:: Required work ::
From the data below, extract each line that contains the word "panels".

## start

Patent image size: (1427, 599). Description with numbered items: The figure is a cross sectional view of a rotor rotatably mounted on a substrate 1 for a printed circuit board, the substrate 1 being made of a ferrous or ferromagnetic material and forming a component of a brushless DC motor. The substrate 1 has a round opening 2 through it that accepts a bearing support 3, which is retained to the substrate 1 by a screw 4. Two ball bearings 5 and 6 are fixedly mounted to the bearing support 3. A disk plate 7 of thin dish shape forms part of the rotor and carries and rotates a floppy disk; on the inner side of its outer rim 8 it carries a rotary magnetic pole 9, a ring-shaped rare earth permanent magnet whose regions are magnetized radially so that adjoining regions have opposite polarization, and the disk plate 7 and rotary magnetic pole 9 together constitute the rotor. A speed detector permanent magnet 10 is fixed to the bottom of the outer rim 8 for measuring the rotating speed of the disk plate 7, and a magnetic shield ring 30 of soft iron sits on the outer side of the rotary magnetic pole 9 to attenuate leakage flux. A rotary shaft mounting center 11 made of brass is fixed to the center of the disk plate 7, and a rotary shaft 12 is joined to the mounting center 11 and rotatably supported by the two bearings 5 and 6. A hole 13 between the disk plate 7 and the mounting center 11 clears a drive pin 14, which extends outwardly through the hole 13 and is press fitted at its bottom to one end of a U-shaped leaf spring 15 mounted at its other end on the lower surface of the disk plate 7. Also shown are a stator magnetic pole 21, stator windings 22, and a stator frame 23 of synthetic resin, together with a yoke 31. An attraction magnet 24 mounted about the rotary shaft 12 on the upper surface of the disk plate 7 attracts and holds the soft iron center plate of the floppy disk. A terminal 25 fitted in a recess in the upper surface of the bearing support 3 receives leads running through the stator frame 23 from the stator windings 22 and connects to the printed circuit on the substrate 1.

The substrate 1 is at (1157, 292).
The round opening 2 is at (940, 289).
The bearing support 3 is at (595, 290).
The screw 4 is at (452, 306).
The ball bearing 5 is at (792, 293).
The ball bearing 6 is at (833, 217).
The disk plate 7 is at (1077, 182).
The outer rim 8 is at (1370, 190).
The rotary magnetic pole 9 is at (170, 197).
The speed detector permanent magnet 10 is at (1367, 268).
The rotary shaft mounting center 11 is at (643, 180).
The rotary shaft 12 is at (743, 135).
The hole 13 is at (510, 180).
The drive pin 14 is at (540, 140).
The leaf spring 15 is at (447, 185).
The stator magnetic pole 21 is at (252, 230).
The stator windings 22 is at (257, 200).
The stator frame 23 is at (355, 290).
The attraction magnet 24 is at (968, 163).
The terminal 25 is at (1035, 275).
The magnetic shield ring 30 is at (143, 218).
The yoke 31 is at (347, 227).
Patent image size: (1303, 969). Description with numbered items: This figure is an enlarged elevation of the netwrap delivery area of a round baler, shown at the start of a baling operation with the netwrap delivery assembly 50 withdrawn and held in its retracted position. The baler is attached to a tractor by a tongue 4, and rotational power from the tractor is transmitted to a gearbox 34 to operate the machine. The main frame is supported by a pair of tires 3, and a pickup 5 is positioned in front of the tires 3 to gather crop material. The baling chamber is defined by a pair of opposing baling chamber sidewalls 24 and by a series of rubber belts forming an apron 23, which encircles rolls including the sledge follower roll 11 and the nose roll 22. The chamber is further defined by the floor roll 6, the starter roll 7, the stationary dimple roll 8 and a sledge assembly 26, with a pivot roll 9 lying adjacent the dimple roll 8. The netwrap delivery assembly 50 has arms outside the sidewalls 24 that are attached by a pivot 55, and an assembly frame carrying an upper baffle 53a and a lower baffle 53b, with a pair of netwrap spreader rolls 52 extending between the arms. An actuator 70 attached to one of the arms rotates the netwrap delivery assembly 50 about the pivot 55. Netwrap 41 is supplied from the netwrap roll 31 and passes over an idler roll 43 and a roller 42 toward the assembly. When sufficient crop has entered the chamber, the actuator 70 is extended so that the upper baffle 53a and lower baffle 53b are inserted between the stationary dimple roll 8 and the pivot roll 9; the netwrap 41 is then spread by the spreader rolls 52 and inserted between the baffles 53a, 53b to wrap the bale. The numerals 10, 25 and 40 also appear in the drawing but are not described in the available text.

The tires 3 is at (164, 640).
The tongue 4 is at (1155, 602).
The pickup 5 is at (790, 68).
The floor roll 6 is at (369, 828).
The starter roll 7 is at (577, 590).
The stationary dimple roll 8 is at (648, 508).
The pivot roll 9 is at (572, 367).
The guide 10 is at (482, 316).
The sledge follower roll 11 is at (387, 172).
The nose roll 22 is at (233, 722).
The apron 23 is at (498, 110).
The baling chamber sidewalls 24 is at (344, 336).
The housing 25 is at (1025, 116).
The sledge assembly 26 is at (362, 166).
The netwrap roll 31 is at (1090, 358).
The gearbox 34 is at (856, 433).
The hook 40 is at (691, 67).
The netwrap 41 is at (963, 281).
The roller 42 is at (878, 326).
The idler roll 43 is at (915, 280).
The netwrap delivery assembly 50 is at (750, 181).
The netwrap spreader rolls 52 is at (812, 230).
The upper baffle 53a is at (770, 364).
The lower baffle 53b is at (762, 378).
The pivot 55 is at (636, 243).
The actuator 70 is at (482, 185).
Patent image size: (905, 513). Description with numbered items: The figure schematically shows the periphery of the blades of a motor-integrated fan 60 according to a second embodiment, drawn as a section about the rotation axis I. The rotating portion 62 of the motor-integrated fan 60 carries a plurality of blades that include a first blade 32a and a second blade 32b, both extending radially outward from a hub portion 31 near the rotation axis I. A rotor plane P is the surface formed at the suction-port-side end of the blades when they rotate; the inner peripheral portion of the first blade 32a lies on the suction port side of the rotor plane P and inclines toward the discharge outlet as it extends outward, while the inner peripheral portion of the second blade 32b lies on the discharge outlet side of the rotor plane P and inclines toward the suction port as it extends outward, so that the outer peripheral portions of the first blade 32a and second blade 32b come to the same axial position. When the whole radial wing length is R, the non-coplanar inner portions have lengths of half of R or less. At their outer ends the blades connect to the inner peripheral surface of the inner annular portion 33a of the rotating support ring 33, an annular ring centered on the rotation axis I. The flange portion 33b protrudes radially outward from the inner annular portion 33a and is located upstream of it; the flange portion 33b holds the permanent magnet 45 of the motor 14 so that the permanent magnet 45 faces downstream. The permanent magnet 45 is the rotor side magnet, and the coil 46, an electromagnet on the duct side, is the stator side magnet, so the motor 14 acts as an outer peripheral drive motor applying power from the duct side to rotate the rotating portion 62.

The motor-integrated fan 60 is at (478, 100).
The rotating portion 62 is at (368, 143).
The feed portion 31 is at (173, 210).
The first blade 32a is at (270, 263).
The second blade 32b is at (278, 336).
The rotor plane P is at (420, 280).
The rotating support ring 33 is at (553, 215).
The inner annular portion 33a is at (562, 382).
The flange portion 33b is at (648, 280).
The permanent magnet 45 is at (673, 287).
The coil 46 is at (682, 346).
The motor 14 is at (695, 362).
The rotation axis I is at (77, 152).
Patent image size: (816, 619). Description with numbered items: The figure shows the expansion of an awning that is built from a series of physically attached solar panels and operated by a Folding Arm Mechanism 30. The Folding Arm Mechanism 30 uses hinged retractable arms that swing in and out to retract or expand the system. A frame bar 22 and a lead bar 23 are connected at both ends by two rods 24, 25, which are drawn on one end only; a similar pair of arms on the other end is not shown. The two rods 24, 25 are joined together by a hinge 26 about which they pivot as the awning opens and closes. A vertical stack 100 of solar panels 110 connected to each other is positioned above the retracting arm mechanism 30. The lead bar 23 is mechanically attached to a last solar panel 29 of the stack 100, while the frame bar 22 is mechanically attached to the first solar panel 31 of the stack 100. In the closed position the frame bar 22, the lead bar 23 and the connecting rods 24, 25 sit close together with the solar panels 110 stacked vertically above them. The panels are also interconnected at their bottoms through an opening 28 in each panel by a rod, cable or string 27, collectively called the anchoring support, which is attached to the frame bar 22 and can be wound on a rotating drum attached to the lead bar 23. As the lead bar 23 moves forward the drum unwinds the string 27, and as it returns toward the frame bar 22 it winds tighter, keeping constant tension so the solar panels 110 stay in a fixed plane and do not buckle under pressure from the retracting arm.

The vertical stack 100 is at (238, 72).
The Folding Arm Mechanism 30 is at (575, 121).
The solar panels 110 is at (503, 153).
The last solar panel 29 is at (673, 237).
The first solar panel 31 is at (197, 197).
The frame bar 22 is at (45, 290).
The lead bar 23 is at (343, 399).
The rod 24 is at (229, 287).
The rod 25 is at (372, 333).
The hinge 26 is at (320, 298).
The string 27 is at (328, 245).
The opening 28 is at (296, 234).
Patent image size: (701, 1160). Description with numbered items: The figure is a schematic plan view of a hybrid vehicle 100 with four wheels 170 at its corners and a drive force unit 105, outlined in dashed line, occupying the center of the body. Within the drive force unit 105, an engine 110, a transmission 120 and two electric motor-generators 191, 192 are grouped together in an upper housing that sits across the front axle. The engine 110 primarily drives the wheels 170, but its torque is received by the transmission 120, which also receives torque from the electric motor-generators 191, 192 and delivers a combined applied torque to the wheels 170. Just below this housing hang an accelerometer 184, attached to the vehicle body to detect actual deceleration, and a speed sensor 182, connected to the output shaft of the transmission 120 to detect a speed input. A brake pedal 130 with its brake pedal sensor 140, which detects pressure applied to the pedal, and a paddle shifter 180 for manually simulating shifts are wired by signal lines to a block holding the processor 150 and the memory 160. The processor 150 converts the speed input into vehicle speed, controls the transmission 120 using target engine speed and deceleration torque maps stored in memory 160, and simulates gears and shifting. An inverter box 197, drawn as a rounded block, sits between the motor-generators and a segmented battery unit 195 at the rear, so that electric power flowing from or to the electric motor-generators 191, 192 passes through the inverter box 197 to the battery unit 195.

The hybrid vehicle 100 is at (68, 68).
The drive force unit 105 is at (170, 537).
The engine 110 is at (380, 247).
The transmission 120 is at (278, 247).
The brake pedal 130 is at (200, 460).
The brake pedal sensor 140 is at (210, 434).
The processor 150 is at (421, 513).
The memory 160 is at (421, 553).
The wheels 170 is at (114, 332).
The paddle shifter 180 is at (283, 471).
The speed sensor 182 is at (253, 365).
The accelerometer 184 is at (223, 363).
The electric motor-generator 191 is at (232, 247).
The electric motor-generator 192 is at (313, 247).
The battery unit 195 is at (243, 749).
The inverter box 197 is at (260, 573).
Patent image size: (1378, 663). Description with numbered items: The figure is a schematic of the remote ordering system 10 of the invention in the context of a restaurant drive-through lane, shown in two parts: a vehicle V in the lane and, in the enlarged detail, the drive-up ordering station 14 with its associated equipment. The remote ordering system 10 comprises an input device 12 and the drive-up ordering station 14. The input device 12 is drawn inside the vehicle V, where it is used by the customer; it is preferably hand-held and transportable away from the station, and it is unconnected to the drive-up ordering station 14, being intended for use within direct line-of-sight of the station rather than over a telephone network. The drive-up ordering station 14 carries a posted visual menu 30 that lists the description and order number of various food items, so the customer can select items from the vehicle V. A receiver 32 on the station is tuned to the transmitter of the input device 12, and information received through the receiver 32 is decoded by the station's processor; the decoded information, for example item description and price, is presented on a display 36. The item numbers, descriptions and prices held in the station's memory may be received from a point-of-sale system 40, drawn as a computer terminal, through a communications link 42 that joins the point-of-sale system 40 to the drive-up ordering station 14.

## end

:: Written solution ::
Patent image size: (816, 619). Description with numbered items: The figure shows the expansion of an awning that is built from a series of physically attached solar panels and operated by a Folding Arm Mechanism 30. The Folding Arm Mechanism 30 uses hinged retractable arms that swing in and out to retract or expand the system. A frame bar 22 and a lead bar 23 are connected at both ends by two rods 24, 25, which are drawn on one end only; a similar pair of arms on the other end is not shown. The two rods 24, 25 are joined together by a hinge 26 about which they pivot as the awning opens and closes. A vertical stack 100 of solar panels 110 connected to each other is positioned above the retracting arm mechanism 30. The lead bar 23 is mechanically attached to a last solar panel 29 of the stack 100, while the frame bar 22 is mechanically attached to the first solar panel 31 of the stack 100. In the closed position the frame bar 22, the lead bar 23 and the connecting rods 24, 25 sit close together with the solar panels 110 stacked vertically above them. The panels are also interconnected at their bottoms through an opening 28 in each panel by a rod, cable or string 27, collectively called the anchoring support, which is attached to the frame bar 22 and can be wound on a rotating drum attached to the lead bar 23. As the lead bar 23 moves forward the drum unwinds the string 27, and as it returns toward the frame bar 22 it winds tighter, keeping constant tension so the solar panels 110 stay in a fixed plane and do not buckle under pressure from the retracting arm.
The solar panels 110 is at (503, 153).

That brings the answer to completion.